**Aim of the exercise**:
Find the lines of data that contain the string "title", then list them.

**Data lines**:
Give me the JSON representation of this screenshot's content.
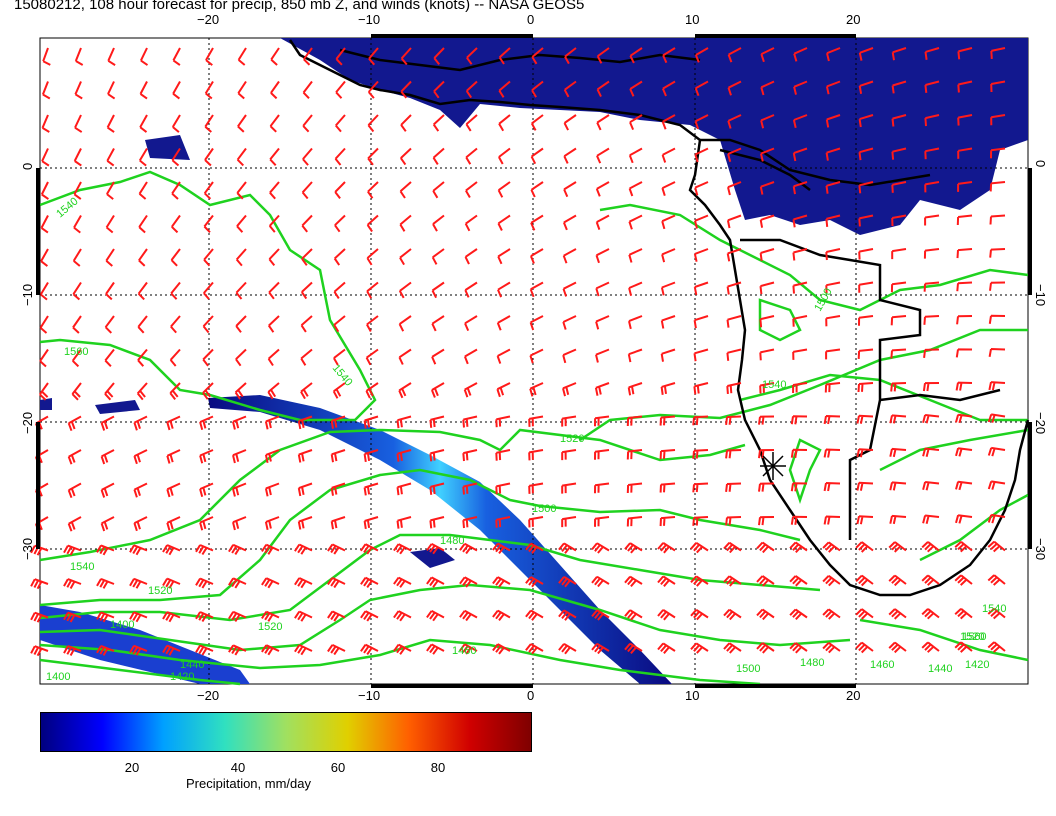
{
  "title": "15080212, 108 hour forecast for precip, 850 mb Z, and winds (knots) -- NASA GEOS5",
  "map": {
    "lon_ticks": [
      "−20",
      "−10",
      "0",
      "10",
      "20"
    ],
    "lat_ticks": [
      "0",
      "−10",
      "−20",
      "−30"
    ],
    "lat_ticks_right": [
      "0",
      "−10",
      "−20",
      "−30"
    ],
    "contour_labels": [
      "1540",
      "1560",
      "1540",
      "1520",
      "1540",
      "1520",
      "1500",
      "1480",
      "1460",
      "1440",
      "1420",
      "1400",
      "1520",
      "1500",
      "1480",
      "1460",
      "1440",
      "1420",
      "1400",
      "1540",
      "1560",
      "1500",
      "1540",
      "1520"
    ],
    "colors": {
      "precip_low": "#10108a",
      "precip_mid": "#1a4fd0",
      "contour": "#1fd21f",
      "wind_barb": "#ff1a1a",
      "coast": "#000000"
    }
  },
  "colorbar": {
    "ticks": [
      "20",
      "40",
      "60",
      "80"
    ],
    "label": "Precipitation, mm/day",
    "colors": [
      "#00007f",
      "#0000ff",
      "#00a0ff",
      "#30e0c0",
      "#a0e060",
      "#e0d000",
      "#ff6000",
      "#d00000",
      "#7f0000"
    ]
  }
}
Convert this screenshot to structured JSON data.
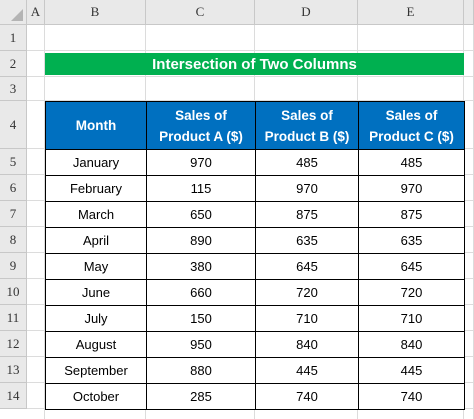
{
  "column_headers": [
    "A",
    "B",
    "C",
    "D",
    "E"
  ],
  "row_numbers": [
    1,
    2,
    3,
    4,
    5,
    6,
    7,
    8,
    9,
    10,
    11,
    12,
    13,
    14
  ],
  "title": "Intersection of Two Columns",
  "table": {
    "header": [
      "Month",
      "Sales of Product A ($)",
      "Sales of Product B ($)",
      "Sales of Product C ($)"
    ],
    "rows": [
      [
        "January",
        970,
        485,
        485
      ],
      [
        "February",
        115,
        970,
        970
      ],
      [
        "March",
        650,
        875,
        875
      ],
      [
        "April",
        890,
        635,
        635
      ],
      [
        "May",
        380,
        645,
        645
      ],
      [
        "June",
        660,
        720,
        720
      ],
      [
        "July",
        150,
        710,
        710
      ],
      [
        "August",
        950,
        840,
        840
      ],
      [
        "September",
        880,
        445,
        445
      ],
      [
        "October",
        285,
        740,
        740
      ]
    ]
  }
}
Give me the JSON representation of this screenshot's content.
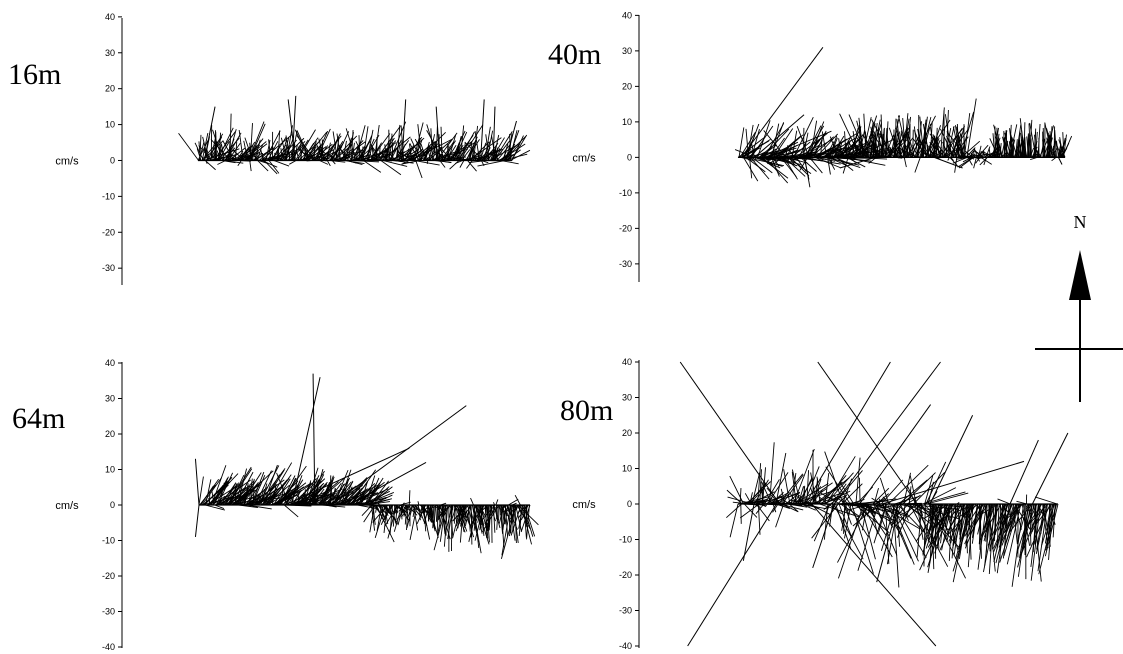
{
  "north": {
    "label": "N"
  },
  "chart_data": [
    {
      "type": "stick-plot",
      "panel": "16m",
      "title": "16m",
      "ylabel": "cm/s",
      "ylim": [
        -35,
        40
      ],
      "yticks": [
        40,
        30,
        20,
        10,
        0,
        -10,
        -20,
        -30
      ],
      "grid": false,
      "spread": 0.6,
      "mean": {
        "u": 0.5,
        "v": 6
      },
      "sticks": [
        {
          "t": 0.02,
          "u": 3,
          "v": 15
        },
        {
          "t": 0.05,
          "u": 6,
          "v": 8
        },
        {
          "t": 0.3,
          "u": 1,
          "v": 18
        },
        {
          "t": 0.31,
          "u": -2,
          "v": 17
        },
        {
          "t": 0.65,
          "u": 1,
          "v": 17
        },
        {
          "t": 0.77,
          "u": -1,
          "v": 15
        },
        {
          "t": 0.9,
          "u": 1,
          "v": 17
        },
        {
          "t": 0.94,
          "u": 0.5,
          "v": 15
        },
        {
          "t": 0.98,
          "u": 3,
          "v": 11
        }
      ],
      "segments": [
        {
          "from": 0.0,
          "to": 1.0,
          "u": 2,
          "v": 4,
          "su": 3,
          "sv": 3
        },
        {
          "from": 0.1,
          "to": 0.62,
          "u": 0.5,
          "v": 9,
          "su": 2.5,
          "sv": 3
        },
        {
          "from": 0.62,
          "to": 1.0,
          "u": 0,
          "v": 8,
          "su": 1.5,
          "sv": 4
        }
      ]
    },
    {
      "type": "stick-plot",
      "panel": "40m",
      "title": "40m",
      "ylabel": "cm/s",
      "ylim": [
        -35,
        40
      ],
      "yticks": [
        40,
        30,
        20,
        10,
        0,
        -10,
        -20,
        -30
      ],
      "grid": false,
      "spread": 0.5,
      "mean": {
        "u": 0.5,
        "v": 5
      },
      "sticks": [
        {
          "t": 0.01,
          "u": 23,
          "v": 31
        },
        {
          "t": 0.05,
          "u": 14,
          "v": 12
        },
        {
          "t": 0.42,
          "u": -10,
          "v": -3
        },
        {
          "t": 0.6,
          "u": 8,
          "v": -3
        },
        {
          "t": 0.72,
          "u": -4,
          "v": -3
        },
        {
          "t": 0.98,
          "u": 1,
          "v": -2
        },
        {
          "t": 0.99,
          "u": 2,
          "v": 4
        }
      ],
      "segments": [
        {
          "from": 0.0,
          "to": 0.36,
          "u": 5,
          "v": 2,
          "su": 4,
          "sv": 4
        },
        {
          "from": 0.36,
          "to": 0.7,
          "u": 0,
          "v": 6,
          "su": 2.5,
          "sv": 4
        },
        {
          "from": 0.7,
          "to": 0.78,
          "u": 0,
          "v": 0.5,
          "su": 2.5,
          "sv": 1.5
        },
        {
          "from": 0.78,
          "to": 1.0,
          "u": 0,
          "v": 5,
          "su": 1,
          "sv": 2.5
        }
      ]
    },
    {
      "type": "stick-plot",
      "panel": "64m",
      "title": "64m",
      "ylabel": "cm/s",
      "ylim": [
        -40,
        40
      ],
      "yticks": [
        40,
        30,
        20,
        10,
        0,
        -10,
        -20,
        -30,
        -40
      ],
      "grid": false,
      "spread": 0.6,
      "mean": {
        "u": 0,
        "v": 0
      },
      "sticks": [
        {
          "t": 0.0,
          "u": -1,
          "v": 13
        },
        {
          "t": 0.0,
          "u": -1,
          "v": -9
        },
        {
          "t": 0.35,
          "u": -0.5,
          "v": 37
        },
        {
          "t": 0.28,
          "u": 8,
          "v": 36
        },
        {
          "t": 0.26,
          "u": 35,
          "v": 16
        },
        {
          "t": 0.4,
          "u": 38,
          "v": 28
        },
        {
          "t": 0.45,
          "u": 22,
          "v": 12
        }
      ],
      "segments": [
        {
          "from": 0.0,
          "to": 0.52,
          "u": 5,
          "v": 5,
          "su": 2.5,
          "sv": 3
        },
        {
          "from": 0.52,
          "to": 0.72,
          "u": 0,
          "v": -4,
          "su": 2,
          "sv": 2.5
        },
        {
          "from": 0.72,
          "to": 1.0,
          "u": 0,
          "v": -6,
          "su": 2,
          "sv": 3.5
        }
      ]
    },
    {
      "type": "stick-plot",
      "panel": "80m",
      "title": "80m",
      "ylabel": "cm/s",
      "ylim": [
        -40,
        40
      ],
      "yticks": [
        40,
        30,
        20,
        10,
        0,
        -10,
        -20,
        -30,
        -40
      ],
      "grid": false,
      "spread": 0.7,
      "mean": {
        "u": 0,
        "v": 0
      },
      "sticks": [
        {
          "t": 0.13,
          "u": -28,
          "v": 40
        },
        {
          "t": 0.12,
          "u": -25,
          "v": -40
        },
        {
          "t": 0.23,
          "u": 35,
          "v": -40
        },
        {
          "t": 0.21,
          "u": 24,
          "v": 40
        },
        {
          "t": 0.3,
          "u": 30,
          "v": 40
        },
        {
          "t": 0.56,
          "u": -28,
          "v": 40
        },
        {
          "t": 0.45,
          "u": 40,
          "v": 12
        },
        {
          "t": 0.38,
          "u": 20,
          "v": 28
        },
        {
          "t": 0.3,
          "u": -6,
          "v": -18
        },
        {
          "t": 0.5,
          "u": -6,
          "v": -22
        },
        {
          "t": 0.05,
          "u": -3,
          "v": -16
        },
        {
          "t": 0.6,
          "u": 12,
          "v": 25
        },
        {
          "t": 0.85,
          "u": 8,
          "v": 18
        },
        {
          "t": 0.92,
          "u": 10,
          "v": 20
        }
      ],
      "segments": [
        {
          "from": 0.0,
          "to": 0.28,
          "u": 3,
          "v": 4,
          "su": 4,
          "sv": 5
        },
        {
          "from": 0.28,
          "to": 0.6,
          "u": 3,
          "v": -3,
          "su": 5,
          "sv": 8
        },
        {
          "from": 0.6,
          "to": 1.0,
          "u": -2,
          "v": -11,
          "su": 2.5,
          "sv": 5
        }
      ]
    }
  ]
}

**Correct output**:
  "title": "15080212, 108 hour forecast for precip, 850 mb Z, and winds (knots) -- NASA GEOS5",
  "title": "Intersection of Two Columns",
      "title": "16m",
      "title": "40m",
      "title": "64m",
      "title": "80m",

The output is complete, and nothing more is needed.